#### [Given problem]
Counting only lines that hold "grid", give the total and nothing more.

#####

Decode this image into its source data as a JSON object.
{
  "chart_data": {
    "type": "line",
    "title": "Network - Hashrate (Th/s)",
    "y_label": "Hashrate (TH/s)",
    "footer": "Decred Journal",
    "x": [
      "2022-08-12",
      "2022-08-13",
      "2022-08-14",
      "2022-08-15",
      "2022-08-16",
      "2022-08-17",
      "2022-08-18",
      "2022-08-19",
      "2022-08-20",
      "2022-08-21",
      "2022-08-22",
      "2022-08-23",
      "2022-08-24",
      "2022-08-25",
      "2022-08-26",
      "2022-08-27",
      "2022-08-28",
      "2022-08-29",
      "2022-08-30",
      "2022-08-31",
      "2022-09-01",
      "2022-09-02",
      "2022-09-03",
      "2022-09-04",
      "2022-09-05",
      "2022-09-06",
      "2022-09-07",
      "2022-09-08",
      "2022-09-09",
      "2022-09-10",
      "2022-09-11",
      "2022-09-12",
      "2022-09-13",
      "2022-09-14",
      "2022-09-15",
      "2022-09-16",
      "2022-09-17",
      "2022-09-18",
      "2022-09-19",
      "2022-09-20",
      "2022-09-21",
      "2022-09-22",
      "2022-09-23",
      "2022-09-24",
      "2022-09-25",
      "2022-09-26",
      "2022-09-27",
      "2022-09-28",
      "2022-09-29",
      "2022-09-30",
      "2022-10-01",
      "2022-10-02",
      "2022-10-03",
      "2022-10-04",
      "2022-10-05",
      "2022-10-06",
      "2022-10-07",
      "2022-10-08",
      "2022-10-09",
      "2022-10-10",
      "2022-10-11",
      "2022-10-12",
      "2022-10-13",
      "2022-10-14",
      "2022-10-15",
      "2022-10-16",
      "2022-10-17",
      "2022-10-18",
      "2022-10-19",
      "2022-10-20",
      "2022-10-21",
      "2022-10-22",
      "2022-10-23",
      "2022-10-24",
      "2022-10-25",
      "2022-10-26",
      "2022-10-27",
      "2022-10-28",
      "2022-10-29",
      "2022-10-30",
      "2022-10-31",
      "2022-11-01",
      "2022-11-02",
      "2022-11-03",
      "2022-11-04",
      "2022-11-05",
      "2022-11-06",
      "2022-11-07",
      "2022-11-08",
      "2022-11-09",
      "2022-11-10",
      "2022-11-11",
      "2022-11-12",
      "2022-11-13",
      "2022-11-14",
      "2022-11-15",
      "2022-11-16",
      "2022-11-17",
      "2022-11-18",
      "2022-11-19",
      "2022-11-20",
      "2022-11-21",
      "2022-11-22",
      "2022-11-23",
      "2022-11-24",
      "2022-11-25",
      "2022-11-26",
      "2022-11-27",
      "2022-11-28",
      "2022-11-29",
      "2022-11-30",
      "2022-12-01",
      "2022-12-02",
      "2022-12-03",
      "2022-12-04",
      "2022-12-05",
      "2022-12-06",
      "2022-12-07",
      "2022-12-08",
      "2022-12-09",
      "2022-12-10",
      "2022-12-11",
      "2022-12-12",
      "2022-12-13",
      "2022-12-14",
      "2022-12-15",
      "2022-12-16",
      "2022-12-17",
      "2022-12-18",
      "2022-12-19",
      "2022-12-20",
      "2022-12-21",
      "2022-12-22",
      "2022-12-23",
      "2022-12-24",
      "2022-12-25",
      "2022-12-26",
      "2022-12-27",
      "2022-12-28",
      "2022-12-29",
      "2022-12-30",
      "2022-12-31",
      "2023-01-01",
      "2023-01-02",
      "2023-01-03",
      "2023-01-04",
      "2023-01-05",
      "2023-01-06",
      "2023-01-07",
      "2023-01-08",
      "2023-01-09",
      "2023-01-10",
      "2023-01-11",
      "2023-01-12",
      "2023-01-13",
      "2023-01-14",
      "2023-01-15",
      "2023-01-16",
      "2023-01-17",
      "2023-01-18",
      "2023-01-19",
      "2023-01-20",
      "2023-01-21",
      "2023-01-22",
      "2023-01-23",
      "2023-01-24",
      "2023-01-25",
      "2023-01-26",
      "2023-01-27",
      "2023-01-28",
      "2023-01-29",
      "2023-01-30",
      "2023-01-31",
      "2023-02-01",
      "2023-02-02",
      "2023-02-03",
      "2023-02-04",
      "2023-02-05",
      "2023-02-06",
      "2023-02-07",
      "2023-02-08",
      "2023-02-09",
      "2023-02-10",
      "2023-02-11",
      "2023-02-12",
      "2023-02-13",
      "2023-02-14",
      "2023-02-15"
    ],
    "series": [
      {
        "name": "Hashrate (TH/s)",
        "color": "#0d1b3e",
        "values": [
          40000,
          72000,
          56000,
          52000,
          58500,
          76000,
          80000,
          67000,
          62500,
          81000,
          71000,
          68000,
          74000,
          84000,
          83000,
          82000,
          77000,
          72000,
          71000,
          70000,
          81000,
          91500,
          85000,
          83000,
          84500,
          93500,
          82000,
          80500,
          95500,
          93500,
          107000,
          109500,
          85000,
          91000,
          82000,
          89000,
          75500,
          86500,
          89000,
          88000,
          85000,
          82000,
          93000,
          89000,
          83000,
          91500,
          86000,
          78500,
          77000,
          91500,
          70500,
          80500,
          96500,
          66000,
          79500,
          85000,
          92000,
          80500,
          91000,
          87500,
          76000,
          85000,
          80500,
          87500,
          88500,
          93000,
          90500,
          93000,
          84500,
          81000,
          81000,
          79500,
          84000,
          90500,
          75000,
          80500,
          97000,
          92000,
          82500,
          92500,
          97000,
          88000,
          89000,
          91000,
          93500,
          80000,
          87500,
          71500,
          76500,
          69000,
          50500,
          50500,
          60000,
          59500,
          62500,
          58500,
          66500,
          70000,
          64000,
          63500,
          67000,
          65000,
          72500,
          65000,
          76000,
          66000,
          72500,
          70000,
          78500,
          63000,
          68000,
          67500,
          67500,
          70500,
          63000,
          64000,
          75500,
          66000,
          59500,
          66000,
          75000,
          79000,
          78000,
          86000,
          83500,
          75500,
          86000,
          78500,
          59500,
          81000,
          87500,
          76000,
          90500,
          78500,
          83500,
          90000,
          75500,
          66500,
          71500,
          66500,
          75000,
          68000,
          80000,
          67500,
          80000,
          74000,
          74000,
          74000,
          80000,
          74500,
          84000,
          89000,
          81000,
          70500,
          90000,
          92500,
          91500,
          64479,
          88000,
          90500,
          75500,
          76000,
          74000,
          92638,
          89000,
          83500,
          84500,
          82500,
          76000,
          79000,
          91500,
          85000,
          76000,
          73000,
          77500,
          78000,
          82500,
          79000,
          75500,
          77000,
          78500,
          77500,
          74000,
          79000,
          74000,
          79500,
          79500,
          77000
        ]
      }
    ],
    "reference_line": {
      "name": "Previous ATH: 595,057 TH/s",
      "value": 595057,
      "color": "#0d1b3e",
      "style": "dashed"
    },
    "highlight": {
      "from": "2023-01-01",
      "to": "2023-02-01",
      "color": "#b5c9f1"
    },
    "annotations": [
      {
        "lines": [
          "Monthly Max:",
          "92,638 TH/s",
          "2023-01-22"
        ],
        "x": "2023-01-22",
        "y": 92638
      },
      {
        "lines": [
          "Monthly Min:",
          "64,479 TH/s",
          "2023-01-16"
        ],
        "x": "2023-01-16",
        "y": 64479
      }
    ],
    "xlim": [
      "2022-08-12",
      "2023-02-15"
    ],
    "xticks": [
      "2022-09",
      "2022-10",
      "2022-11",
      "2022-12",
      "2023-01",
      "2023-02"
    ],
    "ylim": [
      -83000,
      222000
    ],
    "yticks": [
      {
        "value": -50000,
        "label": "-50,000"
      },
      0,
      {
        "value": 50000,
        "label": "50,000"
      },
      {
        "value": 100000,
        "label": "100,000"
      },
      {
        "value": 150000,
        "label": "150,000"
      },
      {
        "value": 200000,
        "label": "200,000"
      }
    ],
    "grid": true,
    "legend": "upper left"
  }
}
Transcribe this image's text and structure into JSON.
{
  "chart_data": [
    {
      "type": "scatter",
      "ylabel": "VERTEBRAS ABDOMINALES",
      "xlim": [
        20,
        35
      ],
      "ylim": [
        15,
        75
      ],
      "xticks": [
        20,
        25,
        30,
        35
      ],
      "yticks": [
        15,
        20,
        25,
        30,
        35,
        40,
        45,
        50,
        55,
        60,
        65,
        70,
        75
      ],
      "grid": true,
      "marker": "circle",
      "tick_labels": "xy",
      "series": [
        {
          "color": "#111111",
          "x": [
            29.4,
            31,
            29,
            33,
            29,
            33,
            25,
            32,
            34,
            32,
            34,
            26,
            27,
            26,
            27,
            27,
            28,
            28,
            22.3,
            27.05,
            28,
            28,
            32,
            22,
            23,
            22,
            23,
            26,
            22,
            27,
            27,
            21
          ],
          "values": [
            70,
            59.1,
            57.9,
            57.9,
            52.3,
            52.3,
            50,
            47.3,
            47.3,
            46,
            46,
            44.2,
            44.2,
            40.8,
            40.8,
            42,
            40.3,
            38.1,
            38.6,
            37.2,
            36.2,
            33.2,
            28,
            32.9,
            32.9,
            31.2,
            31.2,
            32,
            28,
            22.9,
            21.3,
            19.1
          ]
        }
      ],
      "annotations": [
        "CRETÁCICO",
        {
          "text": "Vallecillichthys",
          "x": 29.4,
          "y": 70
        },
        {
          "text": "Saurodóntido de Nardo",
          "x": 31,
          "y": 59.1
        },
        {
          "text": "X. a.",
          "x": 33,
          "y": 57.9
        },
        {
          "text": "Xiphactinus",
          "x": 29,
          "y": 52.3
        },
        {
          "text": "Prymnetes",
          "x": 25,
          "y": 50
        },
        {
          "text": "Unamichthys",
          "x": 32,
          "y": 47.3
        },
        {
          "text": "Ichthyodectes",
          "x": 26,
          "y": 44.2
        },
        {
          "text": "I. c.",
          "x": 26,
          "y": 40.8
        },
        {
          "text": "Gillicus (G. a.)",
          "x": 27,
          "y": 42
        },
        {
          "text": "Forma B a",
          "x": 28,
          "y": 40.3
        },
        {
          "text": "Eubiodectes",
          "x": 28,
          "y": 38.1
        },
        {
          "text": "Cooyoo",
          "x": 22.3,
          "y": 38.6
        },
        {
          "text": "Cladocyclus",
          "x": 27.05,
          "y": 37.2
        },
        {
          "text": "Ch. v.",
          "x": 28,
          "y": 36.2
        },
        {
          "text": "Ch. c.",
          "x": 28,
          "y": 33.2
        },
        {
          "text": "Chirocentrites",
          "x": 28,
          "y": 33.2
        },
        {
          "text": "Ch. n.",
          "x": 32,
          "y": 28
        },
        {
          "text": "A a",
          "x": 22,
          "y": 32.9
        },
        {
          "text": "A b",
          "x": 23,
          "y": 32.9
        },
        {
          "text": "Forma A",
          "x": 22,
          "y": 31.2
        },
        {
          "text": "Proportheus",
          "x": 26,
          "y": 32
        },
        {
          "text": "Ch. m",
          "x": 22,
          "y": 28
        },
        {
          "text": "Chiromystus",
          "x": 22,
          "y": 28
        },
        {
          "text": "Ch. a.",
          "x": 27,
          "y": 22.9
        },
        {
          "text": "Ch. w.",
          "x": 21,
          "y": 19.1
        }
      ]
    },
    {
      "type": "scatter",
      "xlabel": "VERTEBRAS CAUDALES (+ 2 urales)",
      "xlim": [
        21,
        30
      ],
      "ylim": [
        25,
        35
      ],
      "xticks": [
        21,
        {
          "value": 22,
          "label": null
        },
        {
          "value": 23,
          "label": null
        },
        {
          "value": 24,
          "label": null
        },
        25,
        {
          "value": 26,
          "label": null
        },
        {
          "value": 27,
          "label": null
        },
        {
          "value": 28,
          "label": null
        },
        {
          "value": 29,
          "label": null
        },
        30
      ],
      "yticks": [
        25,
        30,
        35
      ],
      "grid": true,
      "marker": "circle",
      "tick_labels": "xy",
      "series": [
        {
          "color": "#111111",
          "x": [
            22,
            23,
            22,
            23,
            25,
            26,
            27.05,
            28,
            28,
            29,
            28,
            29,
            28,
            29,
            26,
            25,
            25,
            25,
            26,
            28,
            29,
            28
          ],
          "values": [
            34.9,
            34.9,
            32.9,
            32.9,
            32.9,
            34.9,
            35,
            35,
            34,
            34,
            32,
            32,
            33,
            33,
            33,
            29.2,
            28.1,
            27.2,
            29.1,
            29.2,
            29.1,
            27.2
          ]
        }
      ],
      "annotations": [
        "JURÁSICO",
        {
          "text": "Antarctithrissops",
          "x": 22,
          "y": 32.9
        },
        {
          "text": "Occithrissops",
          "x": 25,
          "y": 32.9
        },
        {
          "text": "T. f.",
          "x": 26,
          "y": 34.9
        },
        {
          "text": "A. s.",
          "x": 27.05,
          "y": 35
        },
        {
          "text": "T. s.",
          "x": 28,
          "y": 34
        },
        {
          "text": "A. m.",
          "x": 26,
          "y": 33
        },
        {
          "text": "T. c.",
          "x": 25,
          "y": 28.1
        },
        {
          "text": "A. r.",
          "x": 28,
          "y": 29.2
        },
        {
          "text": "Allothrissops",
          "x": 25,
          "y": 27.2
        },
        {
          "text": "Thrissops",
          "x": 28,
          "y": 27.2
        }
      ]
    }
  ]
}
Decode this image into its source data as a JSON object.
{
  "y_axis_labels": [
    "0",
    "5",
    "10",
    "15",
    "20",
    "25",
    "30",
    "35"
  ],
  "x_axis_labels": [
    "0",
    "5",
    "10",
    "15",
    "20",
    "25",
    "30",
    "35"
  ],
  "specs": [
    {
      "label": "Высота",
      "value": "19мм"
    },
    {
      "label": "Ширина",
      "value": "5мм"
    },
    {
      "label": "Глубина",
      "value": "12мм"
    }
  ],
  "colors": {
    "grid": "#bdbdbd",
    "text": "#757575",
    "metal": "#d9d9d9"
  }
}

#####

#### [Output for this exercise]
4